GOAL: Check each line of the listing, and copy it if it contains the word "JSON".

(Data records)
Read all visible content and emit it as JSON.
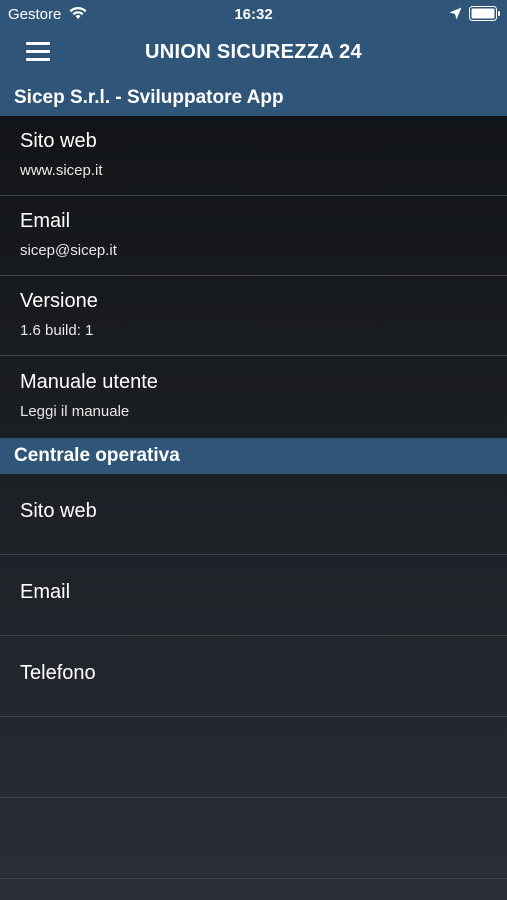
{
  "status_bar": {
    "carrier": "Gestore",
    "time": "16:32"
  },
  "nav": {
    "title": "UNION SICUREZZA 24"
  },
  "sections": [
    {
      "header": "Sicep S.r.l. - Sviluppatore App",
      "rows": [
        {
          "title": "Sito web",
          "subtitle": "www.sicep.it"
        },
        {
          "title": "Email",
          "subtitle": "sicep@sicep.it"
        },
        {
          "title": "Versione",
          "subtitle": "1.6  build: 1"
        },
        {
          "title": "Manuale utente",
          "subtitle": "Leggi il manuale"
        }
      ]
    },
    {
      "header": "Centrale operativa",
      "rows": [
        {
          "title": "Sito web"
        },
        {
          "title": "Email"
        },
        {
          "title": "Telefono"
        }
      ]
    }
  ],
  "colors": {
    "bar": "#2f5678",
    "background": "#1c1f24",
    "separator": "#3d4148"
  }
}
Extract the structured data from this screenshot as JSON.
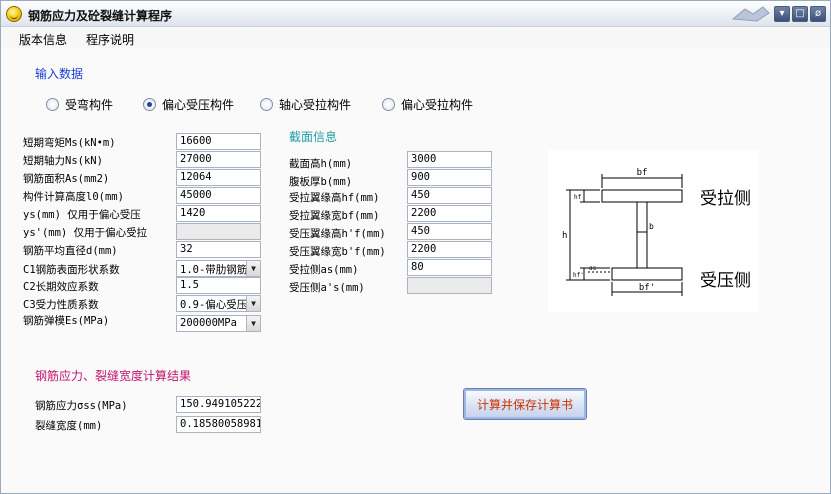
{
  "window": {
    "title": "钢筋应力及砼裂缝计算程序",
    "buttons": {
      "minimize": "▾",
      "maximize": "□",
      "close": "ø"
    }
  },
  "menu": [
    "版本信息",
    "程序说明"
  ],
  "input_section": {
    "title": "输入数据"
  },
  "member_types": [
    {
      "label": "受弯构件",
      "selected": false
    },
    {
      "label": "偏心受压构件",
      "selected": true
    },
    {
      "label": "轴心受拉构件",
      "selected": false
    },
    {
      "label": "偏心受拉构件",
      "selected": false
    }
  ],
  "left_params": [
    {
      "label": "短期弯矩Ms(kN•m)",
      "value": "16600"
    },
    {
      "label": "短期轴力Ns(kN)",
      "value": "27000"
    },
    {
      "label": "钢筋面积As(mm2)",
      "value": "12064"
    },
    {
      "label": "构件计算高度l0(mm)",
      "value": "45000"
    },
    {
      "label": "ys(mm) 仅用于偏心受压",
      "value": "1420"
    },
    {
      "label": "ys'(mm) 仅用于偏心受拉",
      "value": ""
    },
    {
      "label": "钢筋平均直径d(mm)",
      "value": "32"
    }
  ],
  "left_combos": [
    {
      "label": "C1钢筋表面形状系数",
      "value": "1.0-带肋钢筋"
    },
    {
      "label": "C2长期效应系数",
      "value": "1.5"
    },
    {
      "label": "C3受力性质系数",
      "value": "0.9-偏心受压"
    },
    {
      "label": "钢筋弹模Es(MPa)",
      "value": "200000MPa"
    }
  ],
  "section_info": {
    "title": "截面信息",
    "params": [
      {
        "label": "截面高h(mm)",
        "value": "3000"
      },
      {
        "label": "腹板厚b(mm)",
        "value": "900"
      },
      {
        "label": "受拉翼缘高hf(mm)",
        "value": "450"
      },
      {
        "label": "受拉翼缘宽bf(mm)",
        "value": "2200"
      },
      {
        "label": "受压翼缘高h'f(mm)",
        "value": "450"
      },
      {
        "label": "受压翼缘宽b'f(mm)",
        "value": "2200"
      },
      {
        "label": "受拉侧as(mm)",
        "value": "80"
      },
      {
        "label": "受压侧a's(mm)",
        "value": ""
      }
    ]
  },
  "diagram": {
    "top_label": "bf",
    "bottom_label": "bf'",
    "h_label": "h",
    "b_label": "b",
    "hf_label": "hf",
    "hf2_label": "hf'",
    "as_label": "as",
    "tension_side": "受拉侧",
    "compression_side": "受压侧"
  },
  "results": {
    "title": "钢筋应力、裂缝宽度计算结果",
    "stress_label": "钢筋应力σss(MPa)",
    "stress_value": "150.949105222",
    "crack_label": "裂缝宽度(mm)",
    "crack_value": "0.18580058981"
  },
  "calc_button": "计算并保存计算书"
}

RESPONSE TO THIS TASK:
Read all visible content and emit it as JSON.
Extract the structured data from this screenshot as JSON.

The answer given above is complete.